What to produce: Narrow the data below down to the lines containing "Absent".

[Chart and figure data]
[Start]
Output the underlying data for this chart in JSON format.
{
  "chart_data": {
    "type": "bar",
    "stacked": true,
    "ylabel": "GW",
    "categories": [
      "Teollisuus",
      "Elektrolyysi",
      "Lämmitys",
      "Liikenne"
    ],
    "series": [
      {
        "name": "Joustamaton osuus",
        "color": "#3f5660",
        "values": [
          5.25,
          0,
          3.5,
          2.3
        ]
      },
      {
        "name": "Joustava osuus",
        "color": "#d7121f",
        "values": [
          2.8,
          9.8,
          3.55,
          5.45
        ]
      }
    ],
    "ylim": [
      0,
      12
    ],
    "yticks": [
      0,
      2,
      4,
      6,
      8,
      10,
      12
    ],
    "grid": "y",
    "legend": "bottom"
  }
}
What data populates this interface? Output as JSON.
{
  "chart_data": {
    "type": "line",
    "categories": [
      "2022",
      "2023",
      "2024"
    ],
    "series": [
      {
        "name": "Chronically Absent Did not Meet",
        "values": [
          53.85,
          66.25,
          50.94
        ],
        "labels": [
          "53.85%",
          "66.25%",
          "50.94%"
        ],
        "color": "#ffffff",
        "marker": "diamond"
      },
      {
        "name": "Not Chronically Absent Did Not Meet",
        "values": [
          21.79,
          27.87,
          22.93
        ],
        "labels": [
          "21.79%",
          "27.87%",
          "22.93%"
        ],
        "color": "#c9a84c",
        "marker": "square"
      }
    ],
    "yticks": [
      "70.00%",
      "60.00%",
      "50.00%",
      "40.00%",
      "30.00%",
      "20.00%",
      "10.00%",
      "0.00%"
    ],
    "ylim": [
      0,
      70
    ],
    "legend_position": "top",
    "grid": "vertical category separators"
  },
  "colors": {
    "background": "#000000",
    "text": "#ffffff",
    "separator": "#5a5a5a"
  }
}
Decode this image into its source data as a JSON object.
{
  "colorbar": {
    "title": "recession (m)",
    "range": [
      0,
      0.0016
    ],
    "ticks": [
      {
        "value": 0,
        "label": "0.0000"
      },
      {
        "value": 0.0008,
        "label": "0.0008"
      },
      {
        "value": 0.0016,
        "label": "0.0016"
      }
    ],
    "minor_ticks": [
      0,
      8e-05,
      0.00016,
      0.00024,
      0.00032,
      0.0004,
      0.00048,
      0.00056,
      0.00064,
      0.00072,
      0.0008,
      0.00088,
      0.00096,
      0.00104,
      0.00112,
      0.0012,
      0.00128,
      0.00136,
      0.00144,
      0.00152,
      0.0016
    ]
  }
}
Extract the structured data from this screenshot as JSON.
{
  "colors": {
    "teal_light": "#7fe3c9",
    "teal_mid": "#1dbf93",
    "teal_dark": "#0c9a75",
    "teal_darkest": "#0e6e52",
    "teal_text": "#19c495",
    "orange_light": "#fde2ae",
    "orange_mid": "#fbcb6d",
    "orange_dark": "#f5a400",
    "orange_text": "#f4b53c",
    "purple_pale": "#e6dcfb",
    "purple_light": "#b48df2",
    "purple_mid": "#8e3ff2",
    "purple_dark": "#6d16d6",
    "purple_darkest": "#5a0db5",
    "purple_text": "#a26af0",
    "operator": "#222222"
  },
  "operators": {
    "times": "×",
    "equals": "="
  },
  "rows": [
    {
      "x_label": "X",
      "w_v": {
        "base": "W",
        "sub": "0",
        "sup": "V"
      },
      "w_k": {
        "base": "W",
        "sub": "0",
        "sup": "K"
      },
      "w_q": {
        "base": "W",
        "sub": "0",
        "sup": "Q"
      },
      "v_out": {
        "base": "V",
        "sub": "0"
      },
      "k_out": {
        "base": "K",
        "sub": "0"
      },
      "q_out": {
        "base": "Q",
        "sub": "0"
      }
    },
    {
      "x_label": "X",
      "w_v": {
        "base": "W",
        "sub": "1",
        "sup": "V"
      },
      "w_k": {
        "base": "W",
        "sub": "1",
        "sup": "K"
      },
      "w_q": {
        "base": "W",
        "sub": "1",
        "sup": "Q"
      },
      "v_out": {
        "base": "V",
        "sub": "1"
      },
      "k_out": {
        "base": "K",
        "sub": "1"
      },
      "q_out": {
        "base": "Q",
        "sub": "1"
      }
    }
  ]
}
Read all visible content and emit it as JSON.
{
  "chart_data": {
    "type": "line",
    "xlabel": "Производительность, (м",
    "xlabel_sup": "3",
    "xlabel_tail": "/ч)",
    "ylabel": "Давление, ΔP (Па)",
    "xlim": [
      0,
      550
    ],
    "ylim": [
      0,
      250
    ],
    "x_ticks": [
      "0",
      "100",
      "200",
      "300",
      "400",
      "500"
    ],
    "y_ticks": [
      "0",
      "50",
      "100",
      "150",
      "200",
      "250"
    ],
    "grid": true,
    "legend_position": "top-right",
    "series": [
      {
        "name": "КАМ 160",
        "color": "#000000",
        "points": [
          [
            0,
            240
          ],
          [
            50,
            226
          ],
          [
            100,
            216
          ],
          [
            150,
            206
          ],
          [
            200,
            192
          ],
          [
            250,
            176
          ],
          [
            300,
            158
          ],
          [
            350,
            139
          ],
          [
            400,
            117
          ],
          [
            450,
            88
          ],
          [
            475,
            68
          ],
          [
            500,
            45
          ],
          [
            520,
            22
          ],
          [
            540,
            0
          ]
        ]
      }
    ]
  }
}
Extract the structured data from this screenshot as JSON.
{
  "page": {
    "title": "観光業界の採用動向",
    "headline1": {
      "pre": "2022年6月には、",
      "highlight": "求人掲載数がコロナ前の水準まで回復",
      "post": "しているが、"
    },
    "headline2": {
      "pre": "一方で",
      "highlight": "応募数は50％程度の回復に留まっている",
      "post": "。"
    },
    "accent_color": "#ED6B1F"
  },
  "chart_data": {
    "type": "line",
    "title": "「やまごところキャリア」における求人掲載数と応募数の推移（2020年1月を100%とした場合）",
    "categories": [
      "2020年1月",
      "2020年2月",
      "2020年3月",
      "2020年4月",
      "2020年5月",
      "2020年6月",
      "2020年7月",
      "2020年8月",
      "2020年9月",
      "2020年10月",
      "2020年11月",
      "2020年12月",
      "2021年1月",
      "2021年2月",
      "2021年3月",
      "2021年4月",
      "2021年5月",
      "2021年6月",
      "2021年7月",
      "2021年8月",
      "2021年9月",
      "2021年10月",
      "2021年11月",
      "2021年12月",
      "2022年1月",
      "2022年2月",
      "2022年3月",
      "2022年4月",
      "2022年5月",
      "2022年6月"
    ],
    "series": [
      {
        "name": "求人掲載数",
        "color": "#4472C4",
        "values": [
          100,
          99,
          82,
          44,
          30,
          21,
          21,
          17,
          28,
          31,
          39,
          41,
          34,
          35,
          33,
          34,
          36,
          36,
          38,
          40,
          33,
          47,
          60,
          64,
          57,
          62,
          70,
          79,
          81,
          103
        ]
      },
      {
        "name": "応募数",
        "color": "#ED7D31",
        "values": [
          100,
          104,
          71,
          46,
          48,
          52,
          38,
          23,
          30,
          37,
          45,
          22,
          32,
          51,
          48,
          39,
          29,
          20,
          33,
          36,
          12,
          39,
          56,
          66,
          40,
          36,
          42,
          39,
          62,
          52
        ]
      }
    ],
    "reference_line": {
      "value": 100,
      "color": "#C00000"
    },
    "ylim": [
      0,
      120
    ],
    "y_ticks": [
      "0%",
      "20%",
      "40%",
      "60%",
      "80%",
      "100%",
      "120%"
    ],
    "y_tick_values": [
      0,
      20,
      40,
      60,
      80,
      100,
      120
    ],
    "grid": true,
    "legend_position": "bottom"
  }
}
[End]
Written response:
        "name": "Chronically Absent Did not Meet",
        "name": "Not Chronically Absent Did Not Meet",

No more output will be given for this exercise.